- **DIRECTIONS**
From the entries below, copy every line that holds the word "index".

—————

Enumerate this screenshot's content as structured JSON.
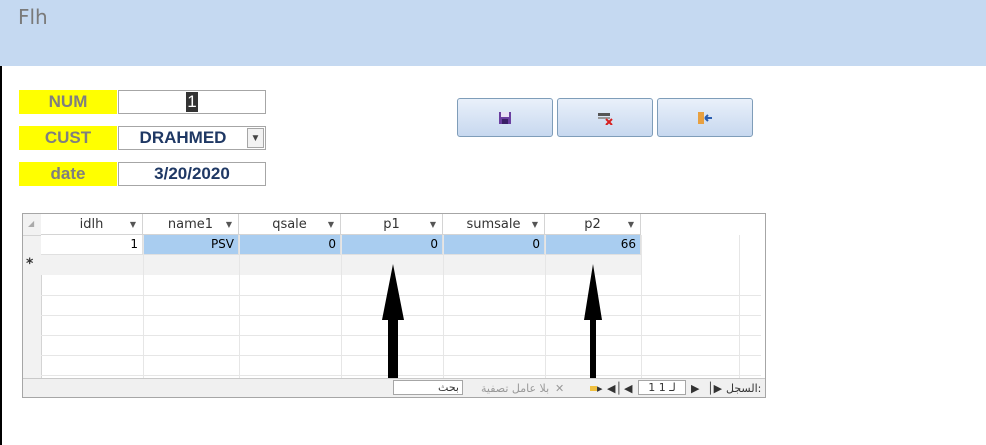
{
  "window": {
    "title": "Flh"
  },
  "form": {
    "num": {
      "label": "NUM",
      "value": "1"
    },
    "cust": {
      "label": "CUST",
      "value": "DRAHMED"
    },
    "date": {
      "label": "date",
      "value": "3/20/2020"
    }
  },
  "toolbar": {
    "save_icon": "save-icon",
    "delete_icon": "delete-record-icon",
    "exit_icon": "exit-icon"
  },
  "grid": {
    "columns": [
      "idlh",
      "name1",
      "qsale",
      "p1",
      "sumsale",
      "p2"
    ],
    "rows": [
      [
        "1",
        "PSV",
        "0",
        "0",
        "0",
        "66"
      ]
    ],
    "new_row_marker": "*",
    "selected_row_color": "#a9cdf0"
  },
  "navigation": {
    "record_label": "السجل:",
    "record_position": "1 لـ 1",
    "filter_label": "بلا عامل تصفية",
    "search_placeholder": "بحث"
  }
}
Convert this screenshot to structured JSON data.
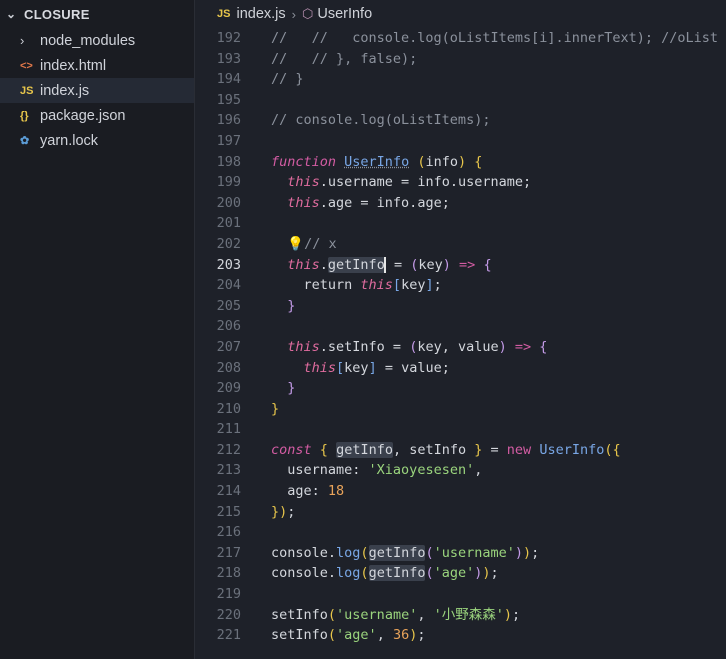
{
  "sidebar": {
    "title": "CLOSURE",
    "items": [
      {
        "label": "node_modules",
        "icon": ">"
      },
      {
        "label": "index.html",
        "icon": "<>"
      },
      {
        "label": "index.js",
        "icon": "JS"
      },
      {
        "label": "package.json",
        "icon": "{}"
      },
      {
        "label": "yarn.lock",
        "icon": "yarn"
      }
    ]
  },
  "breadcrumb": {
    "file_badge": "JS",
    "file": "index.js",
    "symbol": "UserInfo"
  },
  "editor": {
    "line_numbers": [
      "192",
      "193",
      "194",
      "195",
      "196",
      "197",
      "198",
      "199",
      "200",
      "201",
      "202",
      "203",
      "204",
      "205",
      "206",
      "207",
      "208",
      "209",
      "210",
      "211",
      "212",
      "213",
      "214",
      "215",
      "216",
      "217",
      "218",
      "219",
      "220",
      "221"
    ]
  },
  "colors": {
    "keyword": "#d35ca3",
    "function": "#79a7e6",
    "string": "#9ad47d",
    "number": "#e8a35a",
    "comment": "#8b919c"
  }
}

—————

- **EXERCISE ANSWER**
        "label": "index.html",
        "label": "index.js",
    "file": "index.js",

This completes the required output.